EXERCISE INSTRUCTIONS — Reproduce every record below exactly as it appears.

-- start MATERIAL PROVIDED --

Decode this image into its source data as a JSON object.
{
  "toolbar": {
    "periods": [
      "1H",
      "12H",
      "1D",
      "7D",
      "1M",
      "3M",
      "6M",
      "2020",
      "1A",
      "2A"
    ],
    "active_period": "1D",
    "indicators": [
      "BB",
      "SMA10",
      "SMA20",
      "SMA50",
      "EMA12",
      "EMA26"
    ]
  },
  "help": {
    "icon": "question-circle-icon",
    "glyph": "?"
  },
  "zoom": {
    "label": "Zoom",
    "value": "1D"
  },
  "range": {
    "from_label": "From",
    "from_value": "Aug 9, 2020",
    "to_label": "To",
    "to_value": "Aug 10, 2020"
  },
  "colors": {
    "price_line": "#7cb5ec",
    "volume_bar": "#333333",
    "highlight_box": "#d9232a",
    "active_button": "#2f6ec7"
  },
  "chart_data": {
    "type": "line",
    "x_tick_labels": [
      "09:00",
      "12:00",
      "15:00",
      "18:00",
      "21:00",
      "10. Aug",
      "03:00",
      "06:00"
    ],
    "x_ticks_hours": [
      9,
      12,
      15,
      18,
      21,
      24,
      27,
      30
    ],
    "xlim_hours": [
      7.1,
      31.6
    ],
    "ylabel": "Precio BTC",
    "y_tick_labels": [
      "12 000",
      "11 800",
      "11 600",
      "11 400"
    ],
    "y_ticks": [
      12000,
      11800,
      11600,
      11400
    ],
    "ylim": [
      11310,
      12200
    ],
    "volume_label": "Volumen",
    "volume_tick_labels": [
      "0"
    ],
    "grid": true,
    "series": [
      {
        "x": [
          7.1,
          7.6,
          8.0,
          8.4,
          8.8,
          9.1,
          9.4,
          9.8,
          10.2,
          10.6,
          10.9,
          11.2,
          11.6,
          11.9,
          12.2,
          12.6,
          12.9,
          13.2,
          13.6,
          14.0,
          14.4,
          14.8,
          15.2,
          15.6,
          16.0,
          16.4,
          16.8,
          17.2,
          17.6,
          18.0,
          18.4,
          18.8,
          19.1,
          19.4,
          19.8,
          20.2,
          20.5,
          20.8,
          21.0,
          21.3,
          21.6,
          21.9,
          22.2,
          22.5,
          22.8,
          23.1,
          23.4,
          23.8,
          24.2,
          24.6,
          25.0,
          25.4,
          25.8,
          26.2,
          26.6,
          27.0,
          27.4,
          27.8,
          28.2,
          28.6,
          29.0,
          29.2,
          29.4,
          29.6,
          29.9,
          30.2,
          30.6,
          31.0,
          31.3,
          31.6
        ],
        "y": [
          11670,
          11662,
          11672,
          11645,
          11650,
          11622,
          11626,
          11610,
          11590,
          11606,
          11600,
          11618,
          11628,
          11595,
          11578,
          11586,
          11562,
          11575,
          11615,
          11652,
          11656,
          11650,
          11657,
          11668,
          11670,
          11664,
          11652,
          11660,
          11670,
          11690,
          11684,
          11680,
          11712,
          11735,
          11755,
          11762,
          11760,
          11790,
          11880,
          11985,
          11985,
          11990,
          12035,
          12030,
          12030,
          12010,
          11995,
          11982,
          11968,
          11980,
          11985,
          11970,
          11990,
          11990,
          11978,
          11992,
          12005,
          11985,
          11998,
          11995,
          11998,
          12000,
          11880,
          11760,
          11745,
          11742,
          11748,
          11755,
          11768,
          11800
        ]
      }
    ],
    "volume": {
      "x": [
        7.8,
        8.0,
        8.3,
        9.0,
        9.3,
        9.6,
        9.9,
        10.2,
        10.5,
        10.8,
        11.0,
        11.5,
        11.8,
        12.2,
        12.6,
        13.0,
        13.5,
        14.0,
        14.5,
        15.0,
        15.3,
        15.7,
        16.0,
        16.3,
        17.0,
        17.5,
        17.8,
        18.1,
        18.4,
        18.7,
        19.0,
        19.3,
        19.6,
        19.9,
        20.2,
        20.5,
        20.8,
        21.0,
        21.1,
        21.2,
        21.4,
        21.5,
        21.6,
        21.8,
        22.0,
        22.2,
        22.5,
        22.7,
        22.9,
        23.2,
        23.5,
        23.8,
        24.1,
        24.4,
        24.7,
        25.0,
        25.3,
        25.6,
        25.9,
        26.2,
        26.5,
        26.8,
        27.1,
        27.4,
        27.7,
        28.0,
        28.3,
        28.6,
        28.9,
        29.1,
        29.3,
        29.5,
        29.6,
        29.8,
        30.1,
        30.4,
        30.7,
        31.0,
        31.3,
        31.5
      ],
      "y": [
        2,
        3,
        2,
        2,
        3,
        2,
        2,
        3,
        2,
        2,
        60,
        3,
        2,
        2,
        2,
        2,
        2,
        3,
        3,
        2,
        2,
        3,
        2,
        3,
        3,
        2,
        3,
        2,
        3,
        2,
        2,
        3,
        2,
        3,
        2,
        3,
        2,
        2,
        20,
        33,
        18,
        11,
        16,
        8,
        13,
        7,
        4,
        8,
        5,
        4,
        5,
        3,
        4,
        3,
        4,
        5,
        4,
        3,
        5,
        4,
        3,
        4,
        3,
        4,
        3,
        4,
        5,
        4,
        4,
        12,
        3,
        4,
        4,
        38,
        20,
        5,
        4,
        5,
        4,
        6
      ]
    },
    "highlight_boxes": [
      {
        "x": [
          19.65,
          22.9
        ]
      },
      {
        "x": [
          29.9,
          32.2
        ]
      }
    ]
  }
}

-- end MATERIAL PROVIDED --

IN RESPONSE —
Decode this image into its source data as a JSON object.
{
  "toolbar": {
    "periods": [
      "1H",
      "12H",
      "1D",
      "7D",
      "1M",
      "3M",
      "6M",
      "2020",
      "1A",
      "2A"
    ],
    "active_period": "1D",
    "indicators": [
      "BB",
      "SMA10",
      "SMA20",
      "SMA50",
      "EMA12",
      "EMA26"
    ]
  },
  "help": {
    "icon": "question-circle-icon",
    "glyph": "?"
  },
  "zoom": {
    "label": "Zoom",
    "value": "1D"
  },
  "range": {
    "from_label": "From",
    "from_value": "Aug 9, 2020",
    "to_label": "To",
    "to_value": "Aug 10, 2020"
  },
  "colors": {
    "price_line": "#7cb5ec",
    "volume_bar": "#333333",
    "highlight_box": "#d9232a",
    "active_button": "#2f6ec7"
  },
  "chart_data": {
    "type": "line",
    "x_tick_labels": [
      "09:00",
      "12:00",
      "15:00",
      "18:00",
      "21:00",
      "10. Aug",
      "03:00",
      "06:00"
    ],
    "x_ticks_hours": [
      9,
      12,
      15,
      18,
      21,
      24,
      27,
      30
    ],
    "xlim_hours": [
      7.1,
      31.6
    ],
    "ylabel": "Precio BTC",
    "y_tick_labels": [
      "12 000",
      "11 800",
      "11 600",
      "11 400"
    ],
    "y_ticks": [
      12000,
      11800,
      11600,
      11400
    ],
    "ylim": [
      11310,
      12200
    ],
    "volume_label": "Volumen",
    "volume_tick_labels": [
      "0"
    ],
    "grid": true,
    "series": [
      {
        "x": [
          7.1,
          7.6,
          8.0,
          8.4,
          8.8,
          9.1,
          9.4,
          9.8,
          10.2,
          10.6,
          10.9,
          11.2,
          11.6,
          11.9,
          12.2,
          12.6,
          12.9,
          13.2,
          13.6,
          14.0,
          14.4,
          14.8,
          15.2,
          15.6,
          16.0,
          16.4,
          16.8,
          17.2,
          17.6,
          18.0,
          18.4,
          18.8,
          19.1,
          19.4,
          19.8,
          20.2,
          20.5,
          20.8,
          21.0,
          21.3,
          21.6,
          21.9,
          22.2,
          22.5,
          22.8,
          23.1,
          23.4,
          23.8,
          24.2,
          24.6,
          25.0,
          25.4,
          25.8,
          26.2,
          26.6,
          27.0,
          27.4,
          27.8,
          28.2,
          28.6,
          29.0,
          29.2,
          29.4,
          29.6,
          29.9,
          30.2,
          30.6,
          31.0,
          31.3,
          31.6
        ],
        "y": [
          11670,
          11662,
          11672,
          11645,
          11650,
          11622,
          11626,
          11610,
          11590,
          11606,
          11600,
          11618,
          11628,
          11595,
          11578,
          11586,
          11562,
          11575,
          11615,
          11652,
          11656,
          11650,
          11657,
          11668,
          11670,
          11664,
          11652,
          11660,
          11670,
          11690,
          11684,
          11680,
          11712,
          11735,
          11755,
          11762,
          11760,
          11790,
          11880,
          11985,
          11985,
          11990,
          12035,
          12030,
          12030,
          12010,
          11995,
          11982,
          11968,
          11980,
          11985,
          11970,
          11990,
          11990,
          11978,
          11992,
          12005,
          11985,
          11998,
          11995,
          11998,
          12000,
          11880,
          11760,
          11745,
          11742,
          11748,
          11755,
          11768,
          11800
        ]
      }
    ],
    "volume": {
      "x": [
        7.8,
        8.0,
        8.3,
        9.0,
        9.3,
        9.6,
        9.9,
        10.2,
        10.5,
        10.8,
        11.0,
        11.5,
        11.8,
        12.2,
        12.6,
        13.0,
        13.5,
        14.0,
        14.5,
        15.0,
        15.3,
        15.7,
        16.0,
        16.3,
        17.0,
        17.5,
        17.8,
        18.1,
        18.4,
        18.7,
        19.0,
        19.3,
        19.6,
        19.9,
        20.2,
        20.5,
        20.8,
        21.0,
        21.1,
        21.2,
        21.4,
        21.5,
        21.6,
        21.8,
        22.0,
        22.2,
        22.5,
        22.7,
        22.9,
        23.2,
        23.5,
        23.8,
        24.1,
        24.4,
        24.7,
        25.0,
        25.3,
        25.6,
        25.9,
        26.2,
        26.5,
        26.8,
        27.1,
        27.4,
        27.7,
        28.0,
        28.3,
        28.6,
        28.9,
        29.1,
        29.3,
        29.5,
        29.6,
        29.8,
        30.1,
        30.4,
        30.7,
        31.0,
        31.3,
        31.5
      ],
      "y": [
        2,
        3,
        2,
        2,
        3,
        2,
        2,
        3,
        2,
        2,
        60,
        3,
        2,
        2,
        2,
        2,
        2,
        3,
        3,
        2,
        2,
        3,
        2,
        3,
        3,
        2,
        3,
        2,
        3,
        2,
        2,
        3,
        2,
        3,
        2,
        3,
        2,
        2,
        20,
        33,
        18,
        11,
        16,
        8,
        13,
        7,
        4,
        8,
        5,
        4,
        5,
        3,
        4,
        3,
        4,
        5,
        4,
        3,
        5,
        4,
        3,
        4,
        3,
        4,
        3,
        4,
        5,
        4,
        4,
        12,
        3,
        4,
        4,
        38,
        20,
        5,
        4,
        5,
        4,
        6
      ]
    },
    "highlight_boxes": [
      {
        "x": [
          19.65,
          22.9
        ]
      },
      {
        "x": [
          29.9,
          32.2
        ]
      }
    ]
  }
}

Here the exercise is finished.